● **THE REQUEST**: Take each line containing "PRIMÀRIA" and report it exactly as written.

● **MATERIAL**:
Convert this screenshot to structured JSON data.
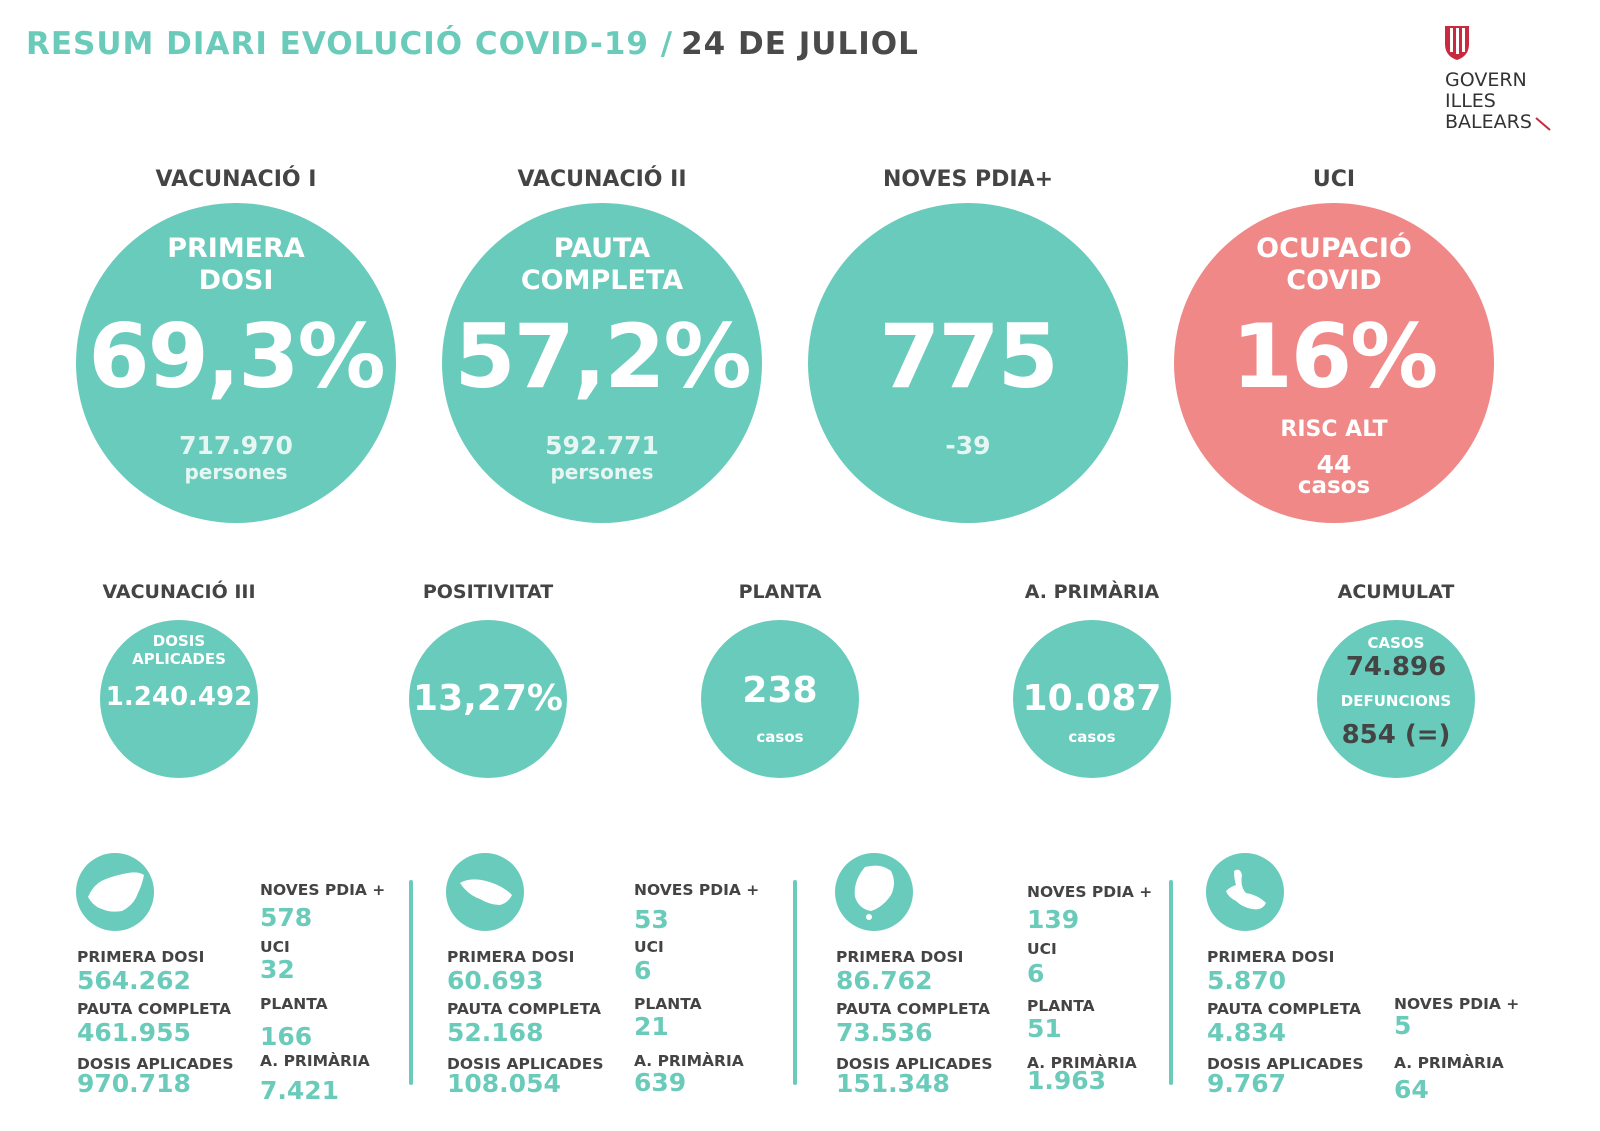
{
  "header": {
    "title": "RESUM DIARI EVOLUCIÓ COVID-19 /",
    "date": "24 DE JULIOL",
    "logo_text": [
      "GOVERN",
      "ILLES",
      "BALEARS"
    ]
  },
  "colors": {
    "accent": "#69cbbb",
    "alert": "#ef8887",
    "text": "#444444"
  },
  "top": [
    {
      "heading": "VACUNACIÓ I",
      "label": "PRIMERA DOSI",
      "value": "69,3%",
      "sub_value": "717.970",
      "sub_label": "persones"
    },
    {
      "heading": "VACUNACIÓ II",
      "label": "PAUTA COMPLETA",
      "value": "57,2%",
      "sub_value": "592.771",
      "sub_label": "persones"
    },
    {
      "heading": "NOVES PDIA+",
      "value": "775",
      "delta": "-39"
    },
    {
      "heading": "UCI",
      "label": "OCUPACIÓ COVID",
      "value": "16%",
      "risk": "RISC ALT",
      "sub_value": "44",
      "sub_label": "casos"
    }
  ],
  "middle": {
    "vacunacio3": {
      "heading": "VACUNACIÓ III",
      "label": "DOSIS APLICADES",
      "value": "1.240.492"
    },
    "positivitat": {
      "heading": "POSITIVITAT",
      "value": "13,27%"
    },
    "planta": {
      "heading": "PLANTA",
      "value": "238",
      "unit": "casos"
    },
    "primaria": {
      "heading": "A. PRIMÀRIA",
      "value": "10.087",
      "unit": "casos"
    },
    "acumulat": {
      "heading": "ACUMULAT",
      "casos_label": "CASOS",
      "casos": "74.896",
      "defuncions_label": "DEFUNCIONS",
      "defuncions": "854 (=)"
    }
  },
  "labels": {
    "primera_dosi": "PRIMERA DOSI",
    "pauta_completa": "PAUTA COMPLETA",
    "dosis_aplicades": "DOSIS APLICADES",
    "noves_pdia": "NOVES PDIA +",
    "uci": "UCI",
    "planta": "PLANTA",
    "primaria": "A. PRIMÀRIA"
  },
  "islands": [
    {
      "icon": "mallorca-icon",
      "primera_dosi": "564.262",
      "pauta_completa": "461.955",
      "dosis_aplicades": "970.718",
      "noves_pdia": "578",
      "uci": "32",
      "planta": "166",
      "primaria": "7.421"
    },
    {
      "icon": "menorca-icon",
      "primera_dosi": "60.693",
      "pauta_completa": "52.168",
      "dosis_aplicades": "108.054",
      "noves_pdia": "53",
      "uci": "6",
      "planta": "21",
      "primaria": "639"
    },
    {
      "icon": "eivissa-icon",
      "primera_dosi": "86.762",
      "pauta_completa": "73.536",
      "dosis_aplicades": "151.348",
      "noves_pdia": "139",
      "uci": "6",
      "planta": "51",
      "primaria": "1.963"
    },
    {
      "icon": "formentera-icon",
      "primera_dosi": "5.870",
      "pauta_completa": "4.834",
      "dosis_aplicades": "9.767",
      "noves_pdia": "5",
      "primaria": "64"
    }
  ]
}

● **THE ANSWER**:
      "heading": "A. PRIMÀRIA",
    "primaria": "A. PRIMÀRIA"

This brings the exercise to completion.